[Figure record extracts]
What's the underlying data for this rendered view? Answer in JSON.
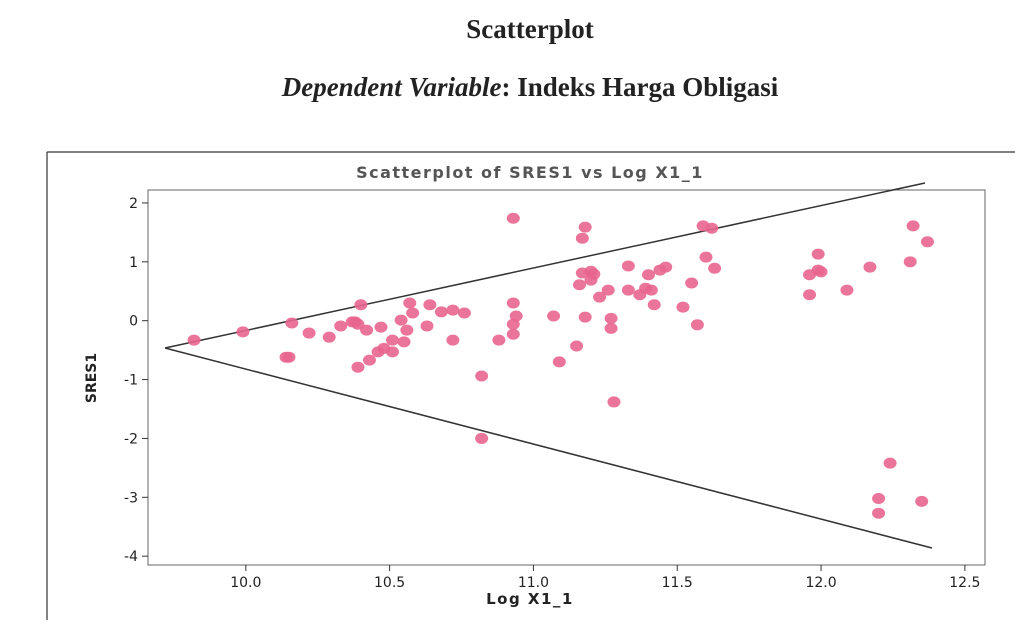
{
  "title": "Scatterplot",
  "caption_label": "Dependent Variable",
  "caption_text": ": Indeks Harga Obligasi",
  "chart_data": {
    "type": "scatter",
    "title": "Scatterplot of SRES1 vs Log X1_1",
    "x_label": "Log X1_1",
    "y_label": "SRES1",
    "color": "#e8658f",
    "xlim": [
      9.66,
      12.57
    ],
    "ylim": [
      -4.15,
      2.22
    ],
    "xticks": [
      {
        "value": 10,
        "label": "10.0"
      },
      10.5,
      {
        "value": 11,
        "label": "11.0"
      },
      11.5,
      {
        "value": 12,
        "label": "12.0"
      },
      12.5
    ],
    "yticks": [
      2,
      1,
      0,
      -1,
      -2,
      -3,
      -4
    ],
    "x": [
      9.82,
      9.99,
      10.14,
      10.15,
      10.16,
      10.22,
      10.29,
      10.33,
      10.37,
      10.38,
      10.39,
      10.4,
      10.39,
      10.43,
      10.42,
      10.47,
      10.46,
      10.51,
      10.51,
      10.48,
      10.54,
      10.56,
      10.57,
      10.58,
      10.55,
      10.64,
      10.68,
      10.63,
      10.72,
      10.76,
      10.72,
      10.82,
      10.82,
      10.88,
      10.93,
      10.93,
      10.94,
      10.93,
      10.93,
      11.07,
      11.09,
      11.15,
      11.17,
      11.18,
      11.17,
      11.2,
      11.21,
      11.16,
      11.2,
      11.18,
      11.23,
      11.26,
      11.27,
      11.27,
      11.28,
      11.33,
      11.33,
      11.37,
      11.39,
      11.4,
      11.44,
      11.46,
      11.41,
      11.42,
      11.52,
      11.55,
      11.57,
      11.59,
      11.62,
      11.6,
      11.63,
      11.96,
      11.96,
      11.99,
      12.0,
      11.99,
      12.09,
      12.17,
      12.2,
      12.2,
      12.24,
      12.31,
      12.32,
      12.35,
      12.37
    ],
    "values": [
      -0.33,
      -0.19,
      -0.62,
      -0.62,
      -0.04,
      -0.21,
      -0.28,
      -0.09,
      -0.02,
      -0.02,
      -0.06,
      0.27,
      -0.79,
      -0.67,
      -0.16,
      -0.11,
      -0.53,
      -0.33,
      -0.53,
      -0.47,
      0.01,
      -0.16,
      0.3,
      0.13,
      -0.36,
      0.27,
      0.15,
      -0.09,
      0.18,
      0.13,
      -0.33,
      -0.94,
      -2.0,
      -0.33,
      1.74,
      0.3,
      0.08,
      -0.06,
      -0.23,
      0.08,
      -0.7,
      -0.43,
      1.4,
      1.59,
      0.81,
      0.84,
      0.79,
      0.61,
      0.69,
      0.06,
      0.4,
      0.52,
      0.04,
      -0.13,
      -1.38,
      0.93,
      0.52,
      0.44,
      0.55,
      0.78,
      0.86,
      0.91,
      0.52,
      0.27,
      0.23,
      0.64,
      -0.07,
      1.61,
      1.57,
      1.08,
      0.89,
      0.78,
      0.44,
      0.86,
      0.83,
      1.13,
      0.52,
      0.91,
      -3.02,
      -3.27,
      -2.42,
      1.0,
      1.61,
      -3.07,
      1.34
    ]
  }
}
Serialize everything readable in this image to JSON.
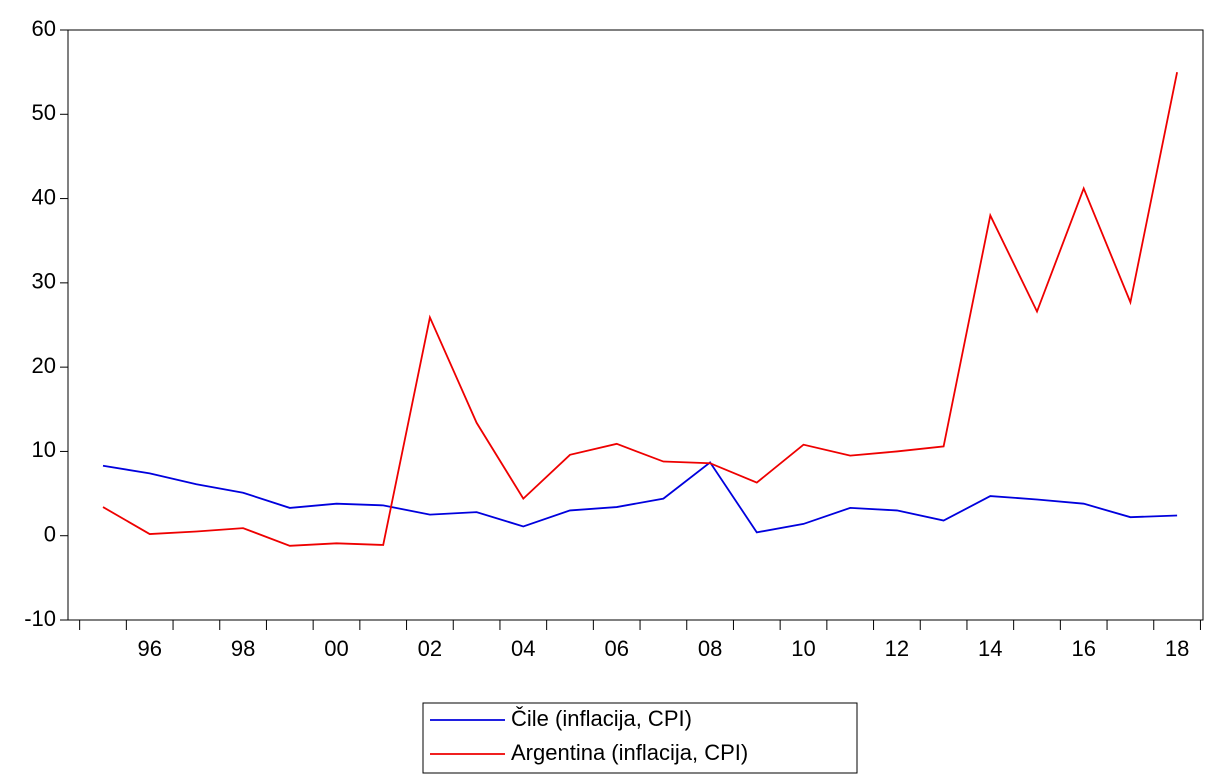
{
  "chart_data": {
    "type": "line",
    "categories": [
      null,
      "96",
      null,
      "98",
      null,
      "00",
      null,
      "02",
      null,
      "04",
      null,
      "06",
      null,
      "08",
      null,
      "10",
      null,
      "12",
      null,
      "14",
      null,
      "16",
      null,
      "18"
    ],
    "series": [
      {
        "name": "Čile (inflacija, CPI)",
        "color": "#0000dd",
        "values": [
          8.3,
          7.4,
          6.1,
          5.1,
          3.3,
          3.8,
          3.6,
          2.5,
          2.8,
          1.1,
          3.0,
          3.4,
          4.4,
          8.7,
          0.4,
          1.4,
          3.3,
          3.0,
          1.8,
          4.7,
          4.3,
          3.8,
          2.2,
          2.4
        ]
      },
      {
        "name": "Argentina (inflacija, CPI)",
        "color": "#ee0000",
        "values": [
          3.4,
          0.2,
          0.5,
          0.9,
          -1.2,
          -0.9,
          -1.1,
          25.9,
          13.4,
          4.4,
          9.6,
          10.9,
          8.8,
          8.6,
          6.3,
          10.8,
          9.5,
          10.0,
          10.6,
          38.0,
          26.6,
          41.2,
          27.7,
          55.0
        ]
      }
    ],
    "ylim": [
      -10,
      60
    ],
    "yticks": [
      -10,
      0,
      10,
      20,
      30,
      40,
      50,
      60
    ],
    "grid": false,
    "legend": "bottom"
  }
}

WHAT YOU HAVE TO DO: Images do not belong in the copy; reproduce all other parts of the records above verbatim.

RESPONSE TO THE EXERCISE:
What's the underlying data for this rendered view? Answer in JSON.
{
  "title": "Scatterplot",
  "caption_label": "Dependent Variable",
  "caption_text": ": Indeks Harga Obligasi",
  "chart_data": {
    "type": "scatter",
    "title": "Scatterplot of SRES1 vs Log X1_1",
    "x_label": "Log X1_1",
    "y_label": "SRES1",
    "color": "#e8658f",
    "xlim": [
      9.66,
      12.57
    ],
    "ylim": [
      -4.15,
      2.22
    ],
    "xticks": [
      {
        "value": 10,
        "label": "10.0"
      },
      10.5,
      {
        "value": 11,
        "label": "11.0"
      },
      11.5,
      {
        "value": 12,
        "label": "12.0"
      },
      12.5
    ],
    "yticks": [
      2,
      1,
      0,
      -1,
      -2,
      -3,
      -4
    ],
    "x": [
      9.82,
      9.99,
      10.14,
      10.15,
      10.16,
      10.22,
      10.29,
      10.33,
      10.37,
      10.38,
      10.39,
      10.4,
      10.39,
      10.43,
      10.42,
      10.47,
      10.46,
      10.51,
      10.51,
      10.48,
      10.54,
      10.56,
      10.57,
      10.58,
      10.55,
      10.64,
      10.68,
      10.63,
      10.72,
      10.76,
      10.72,
      10.82,
      10.82,
      10.88,
      10.93,
      10.93,
      10.94,
      10.93,
      10.93,
      11.07,
      11.09,
      11.15,
      11.17,
      11.18,
      11.17,
      11.2,
      11.21,
      11.16,
      11.2,
      11.18,
      11.23,
      11.26,
      11.27,
      11.27,
      11.28,
      11.33,
      11.33,
      11.37,
      11.39,
      11.4,
      11.44,
      11.46,
      11.41,
      11.42,
      11.52,
      11.55,
      11.57,
      11.59,
      11.62,
      11.6,
      11.63,
      11.96,
      11.96,
      11.99,
      12.0,
      11.99,
      12.09,
      12.17,
      12.2,
      12.2,
      12.24,
      12.31,
      12.32,
      12.35,
      12.37
    ],
    "values": [
      -0.33,
      -0.19,
      -0.62,
      -0.62,
      -0.04,
      -0.21,
      -0.28,
      -0.09,
      -0.02,
      -0.02,
      -0.06,
      0.27,
      -0.79,
      -0.67,
      -0.16,
      -0.11,
      -0.53,
      -0.33,
      -0.53,
      -0.47,
      0.01,
      -0.16,
      0.3,
      0.13,
      -0.36,
      0.27,
      0.15,
      -0.09,
      0.18,
      0.13,
      -0.33,
      -0.94,
      -2.0,
      -0.33,
      1.74,
      0.3,
      0.08,
      -0.06,
      -0.23,
      0.08,
      -0.7,
      -0.43,
      1.4,
      1.59,
      0.81,
      0.84,
      0.79,
      0.61,
      0.69,
      0.06,
      0.4,
      0.52,
      0.04,
      -0.13,
      -1.38,
      0.93,
      0.52,
      0.44,
      0.55,
      0.78,
      0.86,
      0.91,
      0.52,
      0.27,
      0.23,
      0.64,
      -0.07,
      1.61,
      1.57,
      1.08,
      0.89,
      0.78,
      0.44,
      0.86,
      0.83,
      1.13,
      0.52,
      0.91,
      -3.02,
      -3.27,
      -2.42,
      1.0,
      1.61,
      -3.07,
      1.34
    ]
  }
}
Serialize everything readable in this image to JSON.
{
  "chart_data": {
    "type": "line",
    "categories": [
      null,
      "96",
      null,
      "98",
      null,
      "00",
      null,
      "02",
      null,
      "04",
      null,
      "06",
      null,
      "08",
      null,
      "10",
      null,
      "12",
      null,
      "14",
      null,
      "16",
      null,
      "18"
    ],
    "series": [
      {
        "name": "Čile (inflacija, CPI)",
        "color": "#0000dd",
        "values": [
          8.3,
          7.4,
          6.1,
          5.1,
          3.3,
          3.8,
          3.6,
          2.5,
          2.8,
          1.1,
          3.0,
          3.4,
          4.4,
          8.7,
          0.4,
          1.4,
          3.3,
          3.0,
          1.8,
          4.7,
          4.3,
          3.8,
          2.2,
          2.4
        ]
      },
      {
        "name": "Argentina (inflacija, CPI)",
        "color": "#ee0000",
        "values": [
          3.4,
          0.2,
          0.5,
          0.9,
          -1.2,
          -0.9,
          -1.1,
          25.9,
          13.4,
          4.4,
          9.6,
          10.9,
          8.8,
          8.6,
          6.3,
          10.8,
          9.5,
          10.0,
          10.6,
          38.0,
          26.6,
          41.2,
          27.7,
          55.0
        ]
      }
    ],
    "ylim": [
      -10,
      60
    ],
    "yticks": [
      -10,
      0,
      10,
      20,
      30,
      40,
      50,
      60
    ],
    "grid": false,
    "legend": "bottom"
  }
}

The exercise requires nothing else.